-- start of RECORDS SHOWN --

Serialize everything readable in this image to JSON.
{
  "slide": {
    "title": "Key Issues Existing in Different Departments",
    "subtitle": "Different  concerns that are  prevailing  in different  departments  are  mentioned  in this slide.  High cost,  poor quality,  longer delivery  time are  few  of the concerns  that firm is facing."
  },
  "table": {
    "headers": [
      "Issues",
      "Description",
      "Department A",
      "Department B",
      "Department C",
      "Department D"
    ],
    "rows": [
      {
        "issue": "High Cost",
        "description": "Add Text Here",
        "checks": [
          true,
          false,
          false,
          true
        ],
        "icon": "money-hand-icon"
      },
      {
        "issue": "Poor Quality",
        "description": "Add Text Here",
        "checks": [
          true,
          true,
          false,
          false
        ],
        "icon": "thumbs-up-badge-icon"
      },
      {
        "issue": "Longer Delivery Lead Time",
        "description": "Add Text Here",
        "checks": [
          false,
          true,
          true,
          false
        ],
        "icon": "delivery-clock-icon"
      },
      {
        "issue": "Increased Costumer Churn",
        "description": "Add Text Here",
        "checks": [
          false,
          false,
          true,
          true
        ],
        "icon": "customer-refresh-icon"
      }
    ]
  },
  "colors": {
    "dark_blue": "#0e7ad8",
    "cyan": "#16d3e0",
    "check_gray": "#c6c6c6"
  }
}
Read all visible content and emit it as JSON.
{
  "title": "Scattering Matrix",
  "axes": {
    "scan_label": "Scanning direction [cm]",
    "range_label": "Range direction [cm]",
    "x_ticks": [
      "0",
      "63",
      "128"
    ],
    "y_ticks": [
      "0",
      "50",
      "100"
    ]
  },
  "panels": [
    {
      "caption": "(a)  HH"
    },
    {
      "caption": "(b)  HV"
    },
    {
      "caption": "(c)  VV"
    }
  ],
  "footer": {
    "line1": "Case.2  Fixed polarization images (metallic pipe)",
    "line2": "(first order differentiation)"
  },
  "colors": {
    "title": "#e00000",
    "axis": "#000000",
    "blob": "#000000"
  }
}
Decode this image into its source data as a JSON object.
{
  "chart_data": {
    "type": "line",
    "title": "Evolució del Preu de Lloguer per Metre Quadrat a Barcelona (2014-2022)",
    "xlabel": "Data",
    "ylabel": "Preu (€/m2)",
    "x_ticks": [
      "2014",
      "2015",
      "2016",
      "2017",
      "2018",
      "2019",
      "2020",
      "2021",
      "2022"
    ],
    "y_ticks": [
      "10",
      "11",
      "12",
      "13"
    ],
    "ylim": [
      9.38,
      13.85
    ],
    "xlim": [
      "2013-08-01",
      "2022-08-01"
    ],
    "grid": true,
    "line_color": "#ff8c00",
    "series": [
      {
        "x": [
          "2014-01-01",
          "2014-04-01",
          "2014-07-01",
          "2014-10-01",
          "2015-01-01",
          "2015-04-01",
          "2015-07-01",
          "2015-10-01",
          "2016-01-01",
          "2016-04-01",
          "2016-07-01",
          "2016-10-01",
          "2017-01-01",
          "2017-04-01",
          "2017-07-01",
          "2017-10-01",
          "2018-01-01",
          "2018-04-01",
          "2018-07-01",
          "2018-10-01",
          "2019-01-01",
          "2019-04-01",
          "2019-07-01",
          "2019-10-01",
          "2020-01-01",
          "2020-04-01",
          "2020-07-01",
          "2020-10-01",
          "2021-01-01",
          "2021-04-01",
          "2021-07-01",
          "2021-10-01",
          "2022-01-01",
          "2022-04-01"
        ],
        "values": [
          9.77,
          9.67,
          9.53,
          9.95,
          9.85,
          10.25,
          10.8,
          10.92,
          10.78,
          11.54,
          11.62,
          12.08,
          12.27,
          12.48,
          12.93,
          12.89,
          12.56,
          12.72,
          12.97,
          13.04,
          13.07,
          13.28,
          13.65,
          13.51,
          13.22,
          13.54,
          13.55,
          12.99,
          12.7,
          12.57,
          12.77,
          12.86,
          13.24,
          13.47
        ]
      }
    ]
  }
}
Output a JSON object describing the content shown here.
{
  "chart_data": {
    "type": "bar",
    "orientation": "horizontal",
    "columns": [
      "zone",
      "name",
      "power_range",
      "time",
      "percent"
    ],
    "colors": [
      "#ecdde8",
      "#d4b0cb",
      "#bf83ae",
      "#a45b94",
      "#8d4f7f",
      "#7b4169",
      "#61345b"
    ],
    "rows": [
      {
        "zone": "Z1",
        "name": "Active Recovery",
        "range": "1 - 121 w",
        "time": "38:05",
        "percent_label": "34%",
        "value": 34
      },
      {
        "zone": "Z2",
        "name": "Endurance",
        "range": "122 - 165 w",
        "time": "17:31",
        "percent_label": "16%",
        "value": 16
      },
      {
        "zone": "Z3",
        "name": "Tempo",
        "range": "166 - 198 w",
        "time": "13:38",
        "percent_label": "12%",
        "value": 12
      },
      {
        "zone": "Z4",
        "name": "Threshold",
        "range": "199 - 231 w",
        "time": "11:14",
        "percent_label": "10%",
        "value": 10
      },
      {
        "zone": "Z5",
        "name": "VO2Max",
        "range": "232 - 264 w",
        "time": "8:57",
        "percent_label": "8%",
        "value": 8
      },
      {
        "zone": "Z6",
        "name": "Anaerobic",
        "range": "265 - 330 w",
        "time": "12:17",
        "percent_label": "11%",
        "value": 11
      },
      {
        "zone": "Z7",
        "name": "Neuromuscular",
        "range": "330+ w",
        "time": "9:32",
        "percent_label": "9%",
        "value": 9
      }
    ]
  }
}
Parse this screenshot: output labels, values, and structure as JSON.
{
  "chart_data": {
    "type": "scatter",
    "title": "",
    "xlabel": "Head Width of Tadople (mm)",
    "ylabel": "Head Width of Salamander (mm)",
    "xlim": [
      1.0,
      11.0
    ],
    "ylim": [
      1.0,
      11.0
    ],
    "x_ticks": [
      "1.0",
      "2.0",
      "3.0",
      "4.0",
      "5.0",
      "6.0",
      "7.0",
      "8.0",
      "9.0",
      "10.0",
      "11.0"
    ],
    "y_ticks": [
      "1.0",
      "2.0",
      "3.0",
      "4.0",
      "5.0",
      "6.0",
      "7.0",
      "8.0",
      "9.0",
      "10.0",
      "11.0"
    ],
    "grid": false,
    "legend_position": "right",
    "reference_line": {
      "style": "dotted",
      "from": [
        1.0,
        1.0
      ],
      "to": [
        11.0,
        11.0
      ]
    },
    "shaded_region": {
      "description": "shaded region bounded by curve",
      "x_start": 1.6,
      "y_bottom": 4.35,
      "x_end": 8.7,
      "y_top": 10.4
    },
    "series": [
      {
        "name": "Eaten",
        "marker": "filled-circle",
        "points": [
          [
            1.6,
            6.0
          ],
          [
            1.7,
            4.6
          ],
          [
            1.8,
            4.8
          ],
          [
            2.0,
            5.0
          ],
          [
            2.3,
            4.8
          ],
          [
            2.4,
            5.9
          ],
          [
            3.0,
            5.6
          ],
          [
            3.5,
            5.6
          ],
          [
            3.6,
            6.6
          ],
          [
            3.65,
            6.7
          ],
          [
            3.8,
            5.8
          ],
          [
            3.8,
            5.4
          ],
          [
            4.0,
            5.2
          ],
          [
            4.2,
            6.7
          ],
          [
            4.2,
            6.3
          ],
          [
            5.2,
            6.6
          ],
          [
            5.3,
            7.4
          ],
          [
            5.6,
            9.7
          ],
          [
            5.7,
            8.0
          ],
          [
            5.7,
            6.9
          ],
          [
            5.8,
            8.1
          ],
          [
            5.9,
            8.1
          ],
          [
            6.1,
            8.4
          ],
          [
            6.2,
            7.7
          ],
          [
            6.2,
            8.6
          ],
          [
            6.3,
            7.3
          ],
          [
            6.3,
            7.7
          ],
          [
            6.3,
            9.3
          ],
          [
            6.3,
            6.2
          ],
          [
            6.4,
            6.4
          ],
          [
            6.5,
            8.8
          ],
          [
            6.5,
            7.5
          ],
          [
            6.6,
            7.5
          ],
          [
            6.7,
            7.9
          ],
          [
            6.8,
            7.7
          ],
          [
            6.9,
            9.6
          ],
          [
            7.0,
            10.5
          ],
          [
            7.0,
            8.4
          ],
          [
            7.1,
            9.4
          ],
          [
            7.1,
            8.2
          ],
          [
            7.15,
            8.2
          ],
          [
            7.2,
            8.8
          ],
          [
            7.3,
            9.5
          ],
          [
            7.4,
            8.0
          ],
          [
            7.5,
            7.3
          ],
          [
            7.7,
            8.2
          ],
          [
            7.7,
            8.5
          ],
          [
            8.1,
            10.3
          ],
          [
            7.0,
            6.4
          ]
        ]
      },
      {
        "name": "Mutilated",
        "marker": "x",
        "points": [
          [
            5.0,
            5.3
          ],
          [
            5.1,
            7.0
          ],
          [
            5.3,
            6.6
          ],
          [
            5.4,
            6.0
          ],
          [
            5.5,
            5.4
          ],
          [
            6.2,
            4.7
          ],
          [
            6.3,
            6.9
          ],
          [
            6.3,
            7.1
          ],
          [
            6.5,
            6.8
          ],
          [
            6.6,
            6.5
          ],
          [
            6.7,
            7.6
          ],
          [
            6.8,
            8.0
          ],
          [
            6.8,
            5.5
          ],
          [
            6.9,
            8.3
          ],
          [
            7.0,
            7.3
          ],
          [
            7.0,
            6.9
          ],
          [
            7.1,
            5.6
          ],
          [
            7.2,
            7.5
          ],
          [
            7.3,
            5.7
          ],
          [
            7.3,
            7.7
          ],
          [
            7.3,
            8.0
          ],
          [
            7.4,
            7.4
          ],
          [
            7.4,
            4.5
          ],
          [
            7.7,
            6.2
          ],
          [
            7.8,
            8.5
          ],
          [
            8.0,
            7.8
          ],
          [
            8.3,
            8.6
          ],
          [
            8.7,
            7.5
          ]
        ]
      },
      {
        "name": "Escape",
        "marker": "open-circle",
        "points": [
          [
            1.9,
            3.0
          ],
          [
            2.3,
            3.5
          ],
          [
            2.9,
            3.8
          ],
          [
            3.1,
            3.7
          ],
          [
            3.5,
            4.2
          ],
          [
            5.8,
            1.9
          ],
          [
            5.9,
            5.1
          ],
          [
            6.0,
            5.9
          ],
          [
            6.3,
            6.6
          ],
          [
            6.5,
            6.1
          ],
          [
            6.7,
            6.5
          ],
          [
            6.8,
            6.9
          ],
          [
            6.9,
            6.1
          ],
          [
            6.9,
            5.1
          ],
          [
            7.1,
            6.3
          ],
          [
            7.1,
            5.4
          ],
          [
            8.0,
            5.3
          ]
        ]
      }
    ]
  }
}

-- end of RECORDS SHOWN --

WRITTEN TASK => Determine how many lines in the listing above hold the string "name", then write only the number.

OUTPUT OF THE TASK => 11